— The request —
Leave out the images; return the rest of the data exactly.

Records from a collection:
---------------

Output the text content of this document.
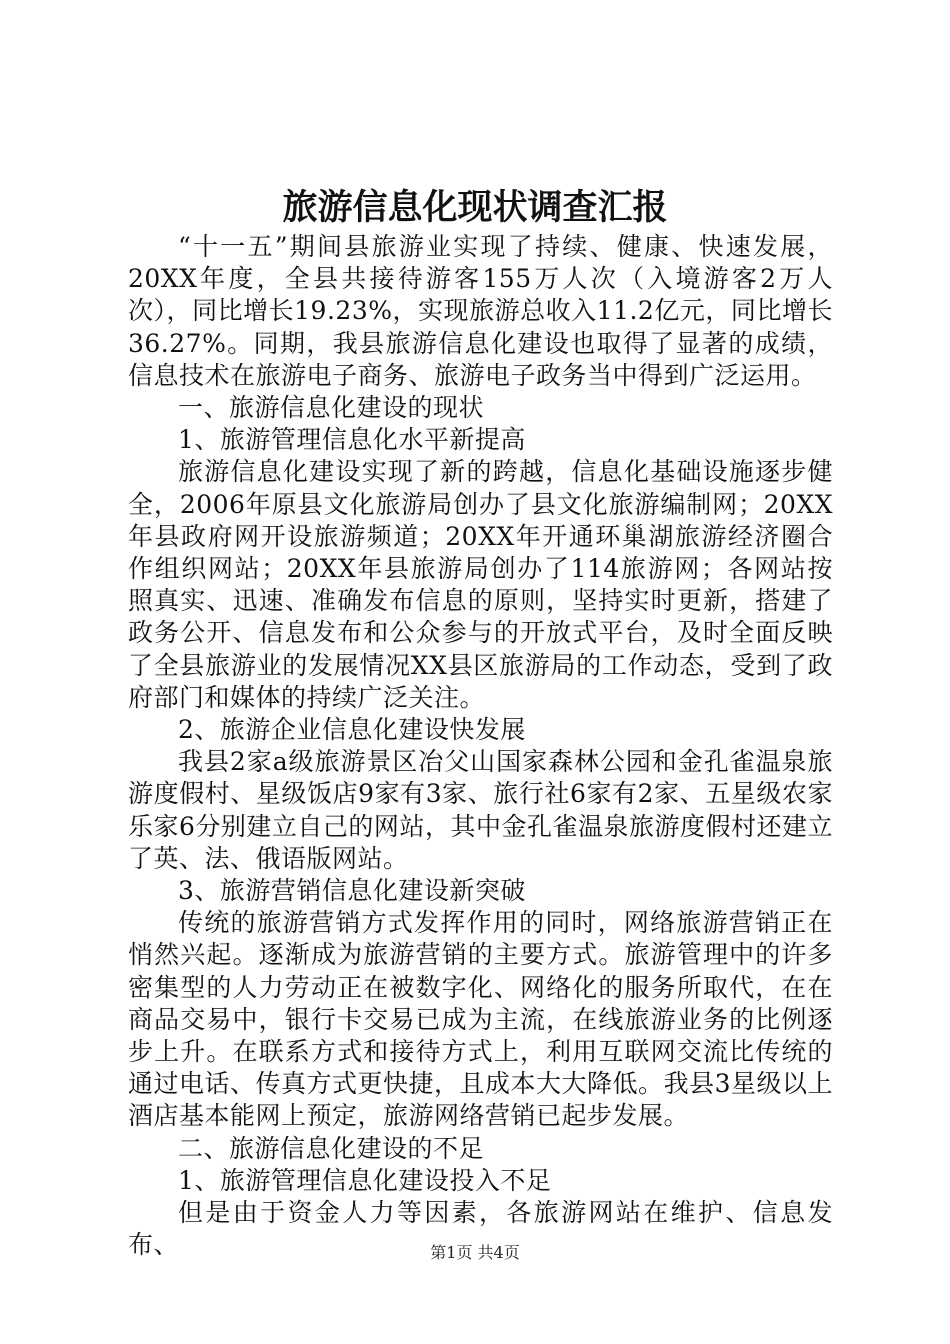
旅游信息化现状调查汇报

“十一五”期间县旅游业实现了持续、健康、快速发展，20XX年度，全县共接待游客155万人次（入境游客2万人次），同比增长19.23%，实现旅游总收入11.2亿元，同比增长36.27%。同期，我县旅游信息化建设也取得了显著的成绩，信息技术在旅游电子商务、旅游电子政务当中得到广泛运用。

一、旅游信息化建设的现状

1、旅游管理信息化水平新提高

旅游信息化建设实现了新的跨越，信息化基础设施逐步健全，2006年原县文化旅游局创办了县文化旅游编制网；20XX年县政府网开设旅游频道；20XX年开通环巢湖旅游经济圈合作组织网站；20XX年县旅游局创办了114旅游网；各网站按照真实、迅速、准确发布信息的原则，坚持实时更新，搭建了政务公开、信息发布和公众参与的开放式平台，及时全面反映了全县旅游业的发展情况XX县区旅游局的工作动态，受到了政府部门和媒体的持续广泛关注。

2、旅游企业信息化建设快发展

我县2家a级旅游景区冶父山国家森林公园和金孔雀温泉旅游度假村、星级饭店9家有3家、旅行社6家有2家、五星级农家乐家6分别建立自己的网站，其中金孔雀温泉旅游度假村还建立了英、法、俄语版网站。

3、旅游营销信息化建设新突破

传统的旅游营销方式发挥作用的同时，网络旅游营销正在悄然兴起。逐渐成为旅游营销的主要方式。旅游管理中的许多密集型的人力劳动正在被数字化、网络化的服务所取代，在在商品交易中，银行卡交易已成为主流，在线旅游业务的比例逐步上升。在联系方式和接待方式上，利用互联网交流比传统的通过电话、传真方式更快捷，且成本大大降低。我县3星级以上酒店基本能网上预定，旅游网络营销已起步发展。

二、旅游信息化建设的不足

1、旅游管理信息化建设投入不足

但是由于资金人力等因素，各旅游网站在维护、信息发布、	第1页 共4页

---------------

— Right answer —
Output the text content of this document.
旅游信息化现状调查汇报

“十一五”期间县旅游业实现了持续、健康、快速发展，20XX年度，全县共接待游客155万人次（入境游客2万人次），同比增长19.23%，实现旅游总收入11.2亿元，同比增长36.27%。同期，我县旅游信息化建设也取得了显著的成绩，信息技术在旅游电子商务、旅游电子政务当中得到广泛运用。

一、旅游信息化建设的现状

1、旅游管理信息化水平新提高

旅游信息化建设实现了新的跨越，信息化基础设施逐步健全，2006年原县文化旅游局创办了县文化旅游编制网；20XX年县政府网开设旅游频道；20XX年开通环巢湖旅游经济圈合作组织网站；20XX年县旅游局创办了114旅游网；各网站按照真实、迅速、准确发布信息的原则，坚持实时更新，搭建了政务公开、信息发布和公众参与的开放式平台，及时全面反映了全县旅游业的发展情况XX县区旅游局的工作动态，受到了政府部门和媒体的持续广泛关注。

2、旅游企业信息化建设快发展

我县2家a级旅游景区冶父山国家森林公园和金孔雀温泉旅游度假村、星级饭店9家有3家、旅行社6家有2家、五星级农家乐家6分别建立自己的网站，其中金孔雀温泉旅游度假村还建立了英、法、俄语版网站。

3、旅游营销信息化建设新突破

传统的旅游营销方式发挥作用的同时，网络旅游营销正在悄然兴起。逐渐成为旅游营销的主要方式。旅游管理中的许多密集型的人力劳动正在被数字化、网络化的服务所取代，在在商品交易中，银行卡交易已成为主流，在线旅游业务的比例逐步上升。在联系方式和接待方式上，利用互联网交流比传统的通过电话、传真方式更快捷，且成本大大降低。我县3星级以上酒店基本能网上预定，旅游网络营销已起步发展。

二、旅游信息化建设的不足

1、旅游管理信息化建设投入不足

但是由于资金人力等因素，各旅游网站在维护、信息发布、	第1页 共4页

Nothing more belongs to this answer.